**Record list:**

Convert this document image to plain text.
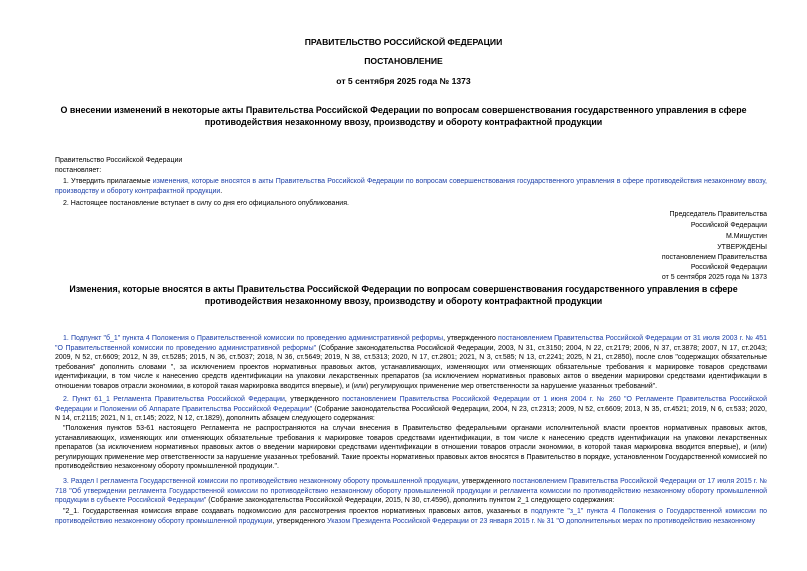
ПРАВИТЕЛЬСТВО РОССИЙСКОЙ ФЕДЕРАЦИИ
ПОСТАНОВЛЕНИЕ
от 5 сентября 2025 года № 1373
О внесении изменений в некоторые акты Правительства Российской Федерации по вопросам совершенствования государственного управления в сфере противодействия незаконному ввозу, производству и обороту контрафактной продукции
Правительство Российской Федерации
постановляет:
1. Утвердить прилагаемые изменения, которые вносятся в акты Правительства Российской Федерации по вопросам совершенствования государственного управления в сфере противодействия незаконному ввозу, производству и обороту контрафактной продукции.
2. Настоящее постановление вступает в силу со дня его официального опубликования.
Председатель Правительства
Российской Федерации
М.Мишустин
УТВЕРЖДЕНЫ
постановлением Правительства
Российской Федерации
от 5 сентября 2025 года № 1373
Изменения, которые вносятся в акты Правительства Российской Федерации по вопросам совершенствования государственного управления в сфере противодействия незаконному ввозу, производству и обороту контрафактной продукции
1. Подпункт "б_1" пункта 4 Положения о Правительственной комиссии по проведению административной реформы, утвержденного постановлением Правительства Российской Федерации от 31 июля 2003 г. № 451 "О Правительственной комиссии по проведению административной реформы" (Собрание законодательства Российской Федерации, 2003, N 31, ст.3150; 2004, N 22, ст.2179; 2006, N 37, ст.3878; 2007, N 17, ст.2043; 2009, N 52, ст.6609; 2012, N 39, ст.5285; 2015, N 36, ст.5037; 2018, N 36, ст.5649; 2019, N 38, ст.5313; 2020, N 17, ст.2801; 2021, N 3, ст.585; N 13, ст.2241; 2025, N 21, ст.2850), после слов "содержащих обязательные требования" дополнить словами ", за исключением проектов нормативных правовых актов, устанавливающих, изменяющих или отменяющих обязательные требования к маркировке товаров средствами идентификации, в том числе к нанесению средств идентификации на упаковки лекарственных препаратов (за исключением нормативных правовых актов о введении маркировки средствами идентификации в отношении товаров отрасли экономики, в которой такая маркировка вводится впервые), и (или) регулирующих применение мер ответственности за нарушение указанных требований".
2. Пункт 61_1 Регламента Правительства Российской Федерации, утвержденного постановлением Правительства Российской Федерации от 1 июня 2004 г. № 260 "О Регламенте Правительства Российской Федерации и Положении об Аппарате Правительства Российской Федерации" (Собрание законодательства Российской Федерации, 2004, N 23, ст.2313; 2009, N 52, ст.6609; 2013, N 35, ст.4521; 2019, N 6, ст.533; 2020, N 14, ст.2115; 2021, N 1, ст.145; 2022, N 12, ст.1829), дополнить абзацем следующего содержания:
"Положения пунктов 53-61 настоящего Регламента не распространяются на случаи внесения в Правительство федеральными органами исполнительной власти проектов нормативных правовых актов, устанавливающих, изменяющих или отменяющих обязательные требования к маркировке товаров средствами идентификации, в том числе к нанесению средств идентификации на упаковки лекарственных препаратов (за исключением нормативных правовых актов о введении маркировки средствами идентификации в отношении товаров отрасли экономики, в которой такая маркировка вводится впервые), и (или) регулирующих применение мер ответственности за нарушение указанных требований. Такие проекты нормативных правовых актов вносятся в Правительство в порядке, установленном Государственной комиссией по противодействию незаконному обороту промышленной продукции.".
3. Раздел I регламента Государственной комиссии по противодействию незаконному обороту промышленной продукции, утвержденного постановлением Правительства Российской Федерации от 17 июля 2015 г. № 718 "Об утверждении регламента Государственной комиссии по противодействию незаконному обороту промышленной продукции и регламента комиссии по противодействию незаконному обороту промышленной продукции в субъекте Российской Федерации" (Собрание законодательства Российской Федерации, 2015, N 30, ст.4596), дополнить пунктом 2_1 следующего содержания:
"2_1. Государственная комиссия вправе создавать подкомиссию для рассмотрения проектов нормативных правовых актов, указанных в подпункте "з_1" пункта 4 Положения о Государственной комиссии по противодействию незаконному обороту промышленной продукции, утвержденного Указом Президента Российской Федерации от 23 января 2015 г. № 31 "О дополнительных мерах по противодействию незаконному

**Job:** Make an exact copy of the listing above. Do not include the pictures.

**Task answer:**
Convert this document image to plain text.
ПРАВИТЕЛЬСТВО РОССИЙСКОЙ ФЕДЕРАЦИИ
ПОСТАНОВЛЕНИЕ
от 5 сентября 2025 года № 1373
О внесении изменений в некоторые акты Правительства Российской Федерации по вопросам совершенствования государственного управления в сфере противодействия незаконному ввозу, производству и обороту контрафактной продукции
Правительство Российской Федерации
постановляет:
1. Утвердить прилагаемые изменения, которые вносятся в акты Правительства Российской Федерации по вопросам совершенствования государственного управления в сфере противодействия незаконному ввозу, производству и обороту контрафактной продукции.
2. Настоящее постановление вступает в силу со дня его официального опубликования.
Председатель Правительства
Российской Федерации
М.Мишустин
УТВЕРЖДЕНЫ
постановлением Правительства
Российской Федерации
от 5 сентября 2025 года № 1373
Изменения, которые вносятся в акты Правительства Российской Федерации по вопросам совершенствования государственного управления в сфере противодействия незаконному ввозу, производству и обороту контрафактной продукции
1. Подпункт "б_1" пункта 4 Положения о Правительственной комиссии по проведению административной реформы, утвержденного постановлением Правительства Российской Федерации от 31 июля 2003 г. № 451 "О Правительственной комиссии по проведению административной реформы" (Собрание законодательства Российской Федерации, 2003, N 31, ст.3150; 2004, N 22, ст.2179; 2006, N 37, ст.3878; 2007, N 17, ст.2043; 2009, N 52, ст.6609; 2012, N 39, ст.5285; 2015, N 36, ст.5037; 2018, N 36, ст.5649; 2019, N 38, ст.5313; 2020, N 17, ст.2801; 2021, N 3, ст.585; N 13, ст.2241; 2025, N 21, ст.2850), после слов "содержащих обязательные требования" дополнить словами ", за исключением проектов нормативных правовых актов, устанавливающих, изменяющих или отменяющих обязательные требования к маркировке товаров средствами идентификации, в том числе к нанесению средств идентификации на упаковки лекарственных препаратов (за исключением нормативных правовых актов о введении маркировки средствами идентификации в отношении товаров отрасли экономики, в которой такая маркировка вводится впервые), и (или) регулирующих применение мер ответственности за нарушение указанных требований".
2. Пункт 61_1 Регламента Правительства Российской Федерации, утвержденного постановлением Правительства Российской Федерации от 1 июня 2004 г. № 260 "О Регламенте Правительства Российской Федерации и Положении об Аппарате Правительства Российской Федерации" (Собрание законодательства Российской Федерации, 2004, N 23, ст.2313; 2009, N 52, ст.6609; 2013, N 35, ст.4521; 2019, N 6, ст.533; 2020, N 14, ст.2115; 2021, N 1, ст.145; 2022, N 12, ст.1829), дополнить абзацем следующего содержания:
"Положения пунктов 53-61 настоящего Регламента не распространяются на случаи внесения в Правительство федеральными органами исполнительной власти проектов нормативных правовых актов, устанавливающих, изменяющих или отменяющих обязательные требования к маркировке товаров средствами идентификации, в том числе к нанесению средств идентификации на упаковки лекарственных препаратов (за исключением нормативных правовых актов о введении маркировки средствами идентификации в отношении товаров отрасли экономики, в которой такая маркировка вводится впервые), и (или) регулирующих применение мер ответственности за нарушение указанных требований. Такие проекты нормативных правовых актов вносятся в Правительство в порядке, установленном Государственной комиссией по противодействию незаконному обороту промышленной продукции.".
3. Раздел I регламента Государственной комиссии по противодействию незаконному обороту промышленной продукции, утвержденного постановлением Правительства Российской Федерации от 17 июля 2015 г. № 718 "Об утверждении регламента Государственной комиссии по противодействию незаконному обороту промышленной продукции и регламента комиссии по противодействию незаконному обороту промышленной продукции в субъекте Российской Федерации" (Собрание законодательства Российской Федерации, 2015, N 30, ст.4596), дополнить пунктом 2_1 следующего содержания:
"2_1. Государственная комиссия вправе создавать подкомиссию для рассмотрения проектов нормативных правовых актов, указанных в подпункте "з_1" пункта 4 Положения о Государственной комиссии по противодействию незаконному обороту промышленной продукции, утвержденного Указом Президента Российской Федерации от 23 января 2015 г. № 31 "О дополнительных мерах по противодействию незаконному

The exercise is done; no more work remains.